■ Provided entries ■
╔══

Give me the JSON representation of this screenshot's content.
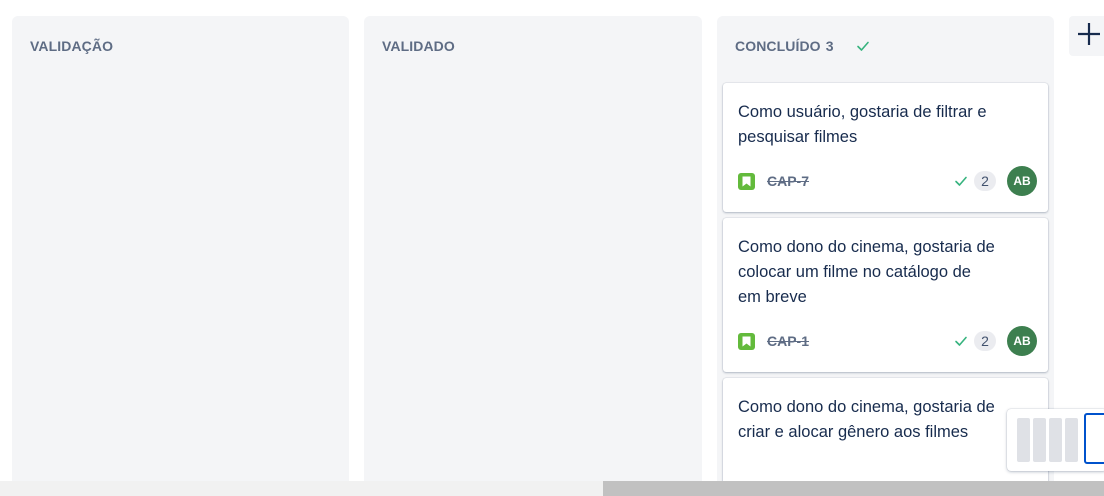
{
  "board": {
    "columns": [
      {
        "title": "VALIDAÇÃO"
      },
      {
        "title": "VALIDADO"
      },
      {
        "title": "CONCLUÍDO",
        "count": "3",
        "cards": [
          {
            "title": "Como usuário, gostaria de filtrar e pesquisar filmes",
            "key": "CAP-7",
            "estimate": "2",
            "assignee": "AB"
          },
          {
            "title": "Como dono do cinema, gostaria de colocar um filme no catálogo de em breve",
            "key": "CAP-1",
            "estimate": "2",
            "assignee": "AB"
          },
          {
            "title": "Como dono do cinema, gostaria de criar e alocar gênero aos filmes"
          }
        ]
      }
    ]
  },
  "icons": {
    "add_column": "plus-icon",
    "done": "check-icon",
    "issue_type": "story-icon"
  },
  "colors": {
    "column_bg": "#f4f5f7",
    "story_green": "#63ba3c",
    "done_check": "#36b37e",
    "avatar_bg": "#3d7f4f",
    "minimap_highlight": "#0052cc"
  }
}
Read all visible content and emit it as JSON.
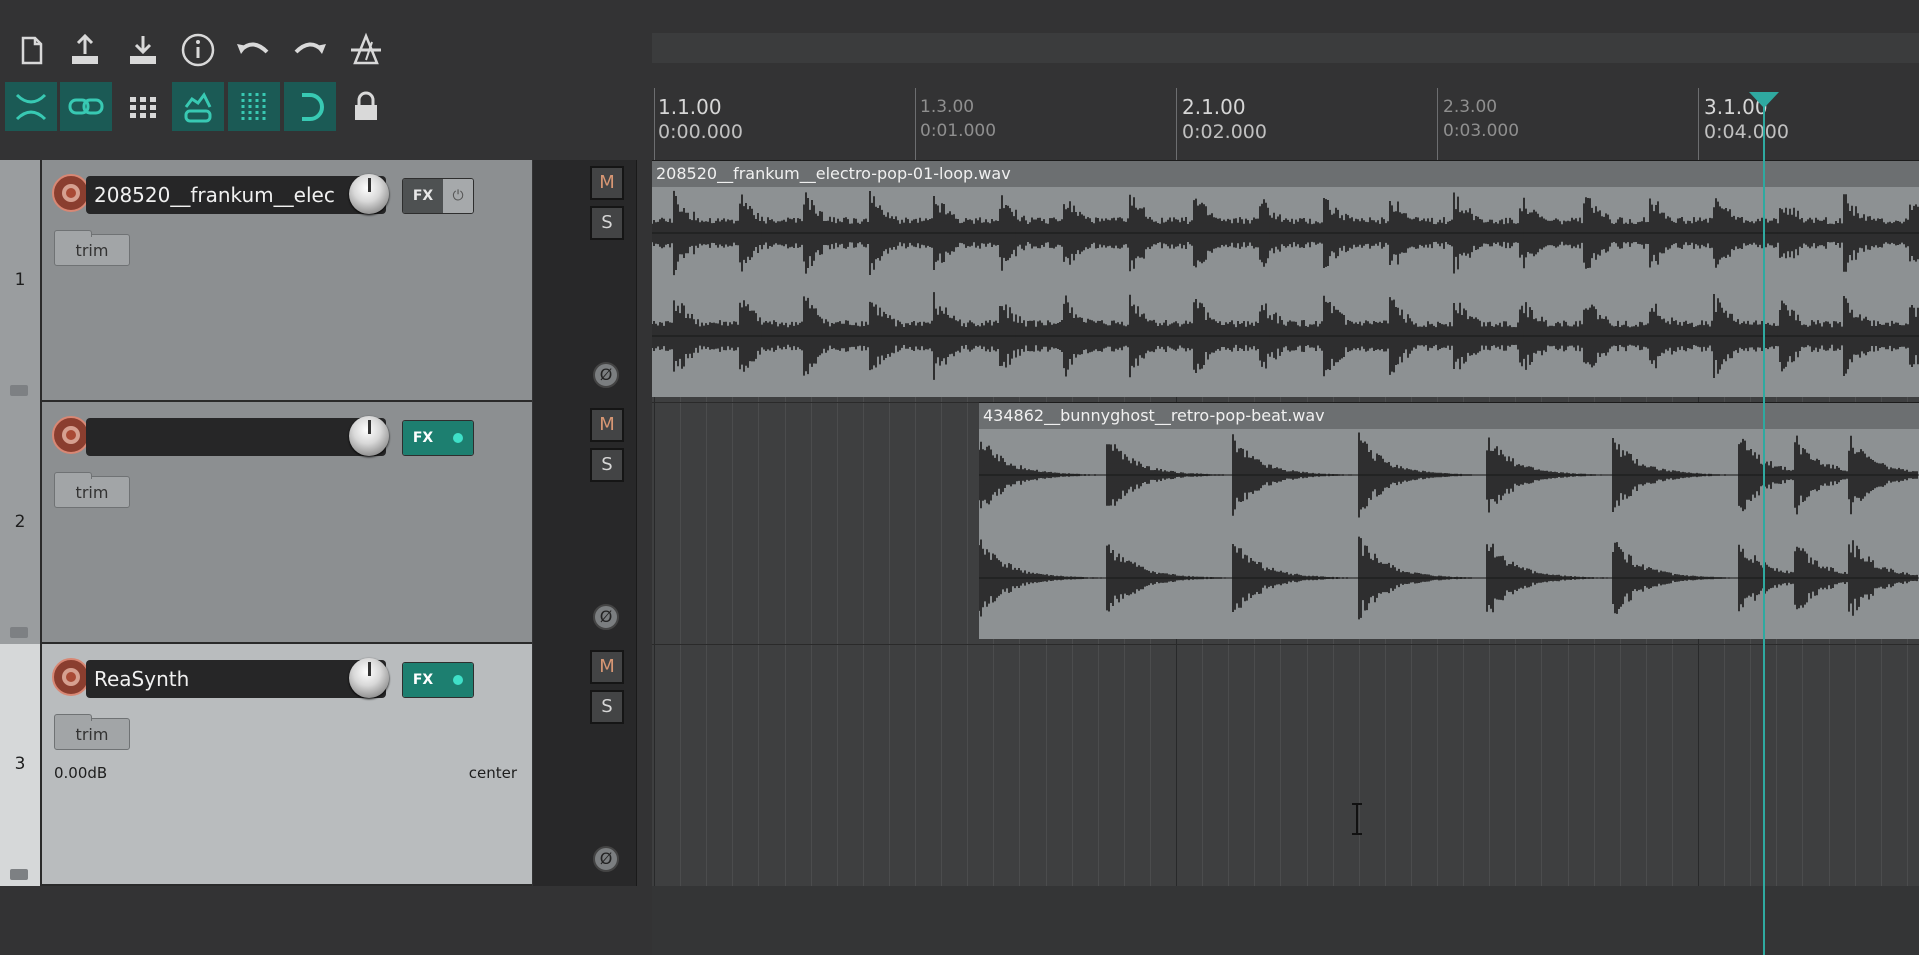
{
  "toolbar": {
    "row1": [
      "new-project-icon",
      "save-project-icon",
      "load-project-icon",
      "info-icon",
      "undo-icon",
      "redo-icon",
      "metronome-icon"
    ],
    "row2": [
      "ripple-edit-icon",
      "item-grouping-icon",
      "grid-icon",
      "envelope-link-icon",
      "snap-grid-icon",
      "auto-crossfade-icon",
      "lock-icon"
    ]
  },
  "ruler": {
    "markers": [
      {
        "bar": "1.1.00",
        "time": "0:00.000",
        "major": true
      },
      {
        "bar": "1.3.00",
        "time": "0:01.000",
        "major": false
      },
      {
        "bar": "2.1.00",
        "time": "0:02.000",
        "major": true
      },
      {
        "bar": "2.3.00",
        "time": "0:03.000",
        "major": false
      },
      {
        "bar": "3.1.00",
        "time": "0:04.000",
        "major": true
      }
    ]
  },
  "tracks": [
    {
      "number": "1",
      "name": "208520__frankum__elec",
      "fx_label": "FX",
      "fx_active": false,
      "trim_label": "trim",
      "mute": "M",
      "solo": "S",
      "phase": "Ø",
      "selected": false
    },
    {
      "number": "2",
      "name": "",
      "fx_label": "FX",
      "fx_active": true,
      "trim_label": "trim",
      "mute": "M",
      "solo": "S",
      "phase": "Ø",
      "selected": false
    },
    {
      "number": "3",
      "name": "ReaSynth",
      "fx_label": "FX",
      "fx_active": true,
      "trim_label": "trim",
      "mute": "M",
      "solo": "S",
      "phase": "Ø",
      "selected": true,
      "volume": "0.00dB",
      "pan": "center"
    }
  ],
  "items": [
    {
      "track": 1,
      "name": "208520__frankum__electro-pop-01-loop.wav"
    },
    {
      "track": 2,
      "name": "434862__bunnyghost__retro-pop-beat.wav"
    }
  ],
  "colors": {
    "accent": "#38c9b3",
    "playcursor": "#2fa9a0",
    "record": "#8a3e2f"
  }
}
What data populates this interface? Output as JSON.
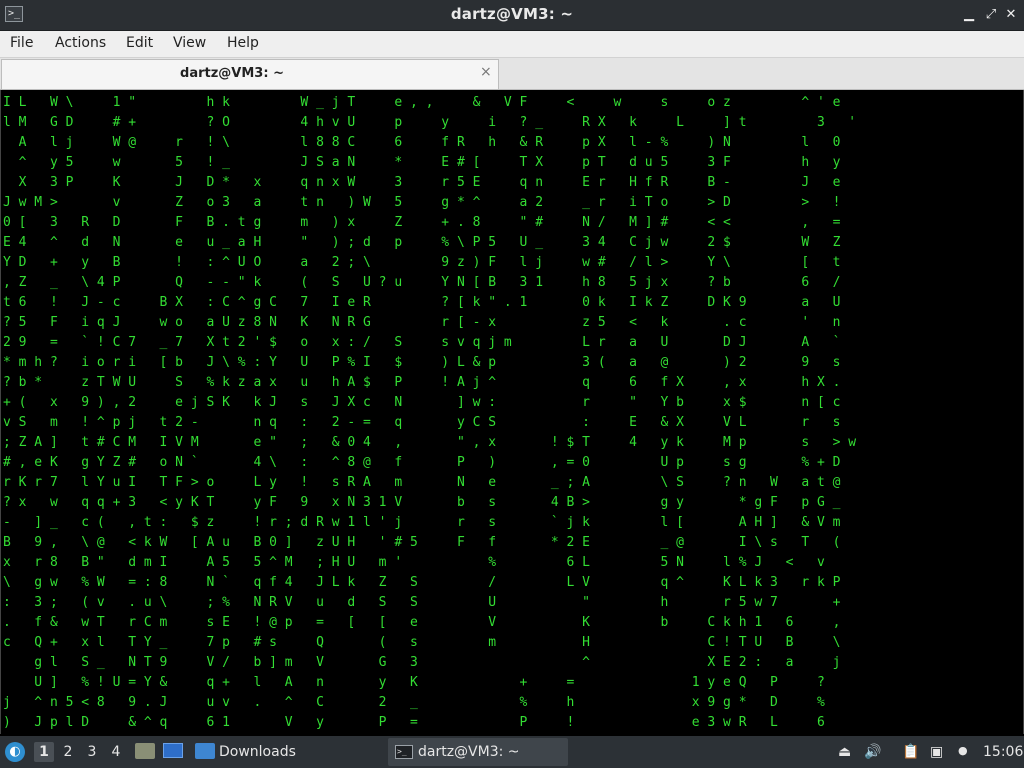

╚══

■ Written task ■
Report only a number: how many lines in the material above contain the string "time".

■ Completed exercise ■
5